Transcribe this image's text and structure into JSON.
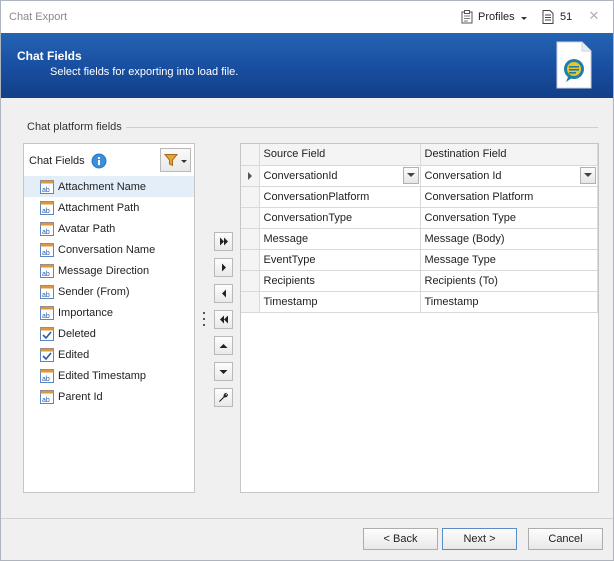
{
  "window": {
    "title": "Chat Export",
    "profiles_label": "Profiles",
    "count_label": "51",
    "close_glyph": "✕"
  },
  "banner": {
    "title": "Chat Fields",
    "subtitle": "Select fields for exporting into load file."
  },
  "group": {
    "label": "Chat platform fields"
  },
  "left_panel": {
    "title": "Chat Fields",
    "items": [
      {
        "label": "Attachment Name",
        "icon": "text-field-icon",
        "selected": true
      },
      {
        "label": "Attachment Path",
        "icon": "text-field-icon"
      },
      {
        "label": "Avatar Path",
        "icon": "text-field-icon"
      },
      {
        "label": "Conversation Name",
        "icon": "text-field-icon"
      },
      {
        "label": "Message Direction",
        "icon": "text-field-icon"
      },
      {
        "label": "Sender (From)",
        "icon": "text-field-icon"
      },
      {
        "label": "Importance",
        "icon": "text-field-icon"
      },
      {
        "label": "Deleted",
        "icon": "boolean-field-icon"
      },
      {
        "label": "Edited",
        "icon": "boolean-field-icon"
      },
      {
        "label": "Edited Timestamp",
        "icon": "text-field-icon"
      },
      {
        "label": "Parent Id",
        "icon": "text-field-icon"
      }
    ]
  },
  "move_buttons": [
    "add-all-icon",
    "add-icon",
    "remove-icon",
    "remove-all-icon",
    "move-up-icon",
    "move-down-icon",
    "wrench-icon"
  ],
  "grid": {
    "columns": [
      "Source Field",
      "Destination Field"
    ],
    "rows": [
      {
        "source": "ConversationId",
        "destination": "Conversation Id",
        "current": true
      },
      {
        "source": "ConversationPlatform",
        "destination": "Conversation Platform"
      },
      {
        "source": "ConversationType",
        "destination": "Conversation Type"
      },
      {
        "source": "Message",
        "destination": "Message (Body)"
      },
      {
        "source": "EventType",
        "destination": "Message Type"
      },
      {
        "source": "Recipients",
        "destination": "Recipients (To)"
      },
      {
        "source": "Timestamp",
        "destination": "Timestamp"
      }
    ]
  },
  "footer": {
    "back_label": "< Back",
    "next_label": "Next >",
    "cancel_label": "Cancel"
  },
  "colors": {
    "banner": "#1a52a3",
    "selection": "#e4eef9",
    "text_field_icon": "#d98a2b"
  }
}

——————

Show every line in the entries where the string "Attachment" occurs.

Response:
        "label": "Attachment Name",
        "label": "Attachment Path",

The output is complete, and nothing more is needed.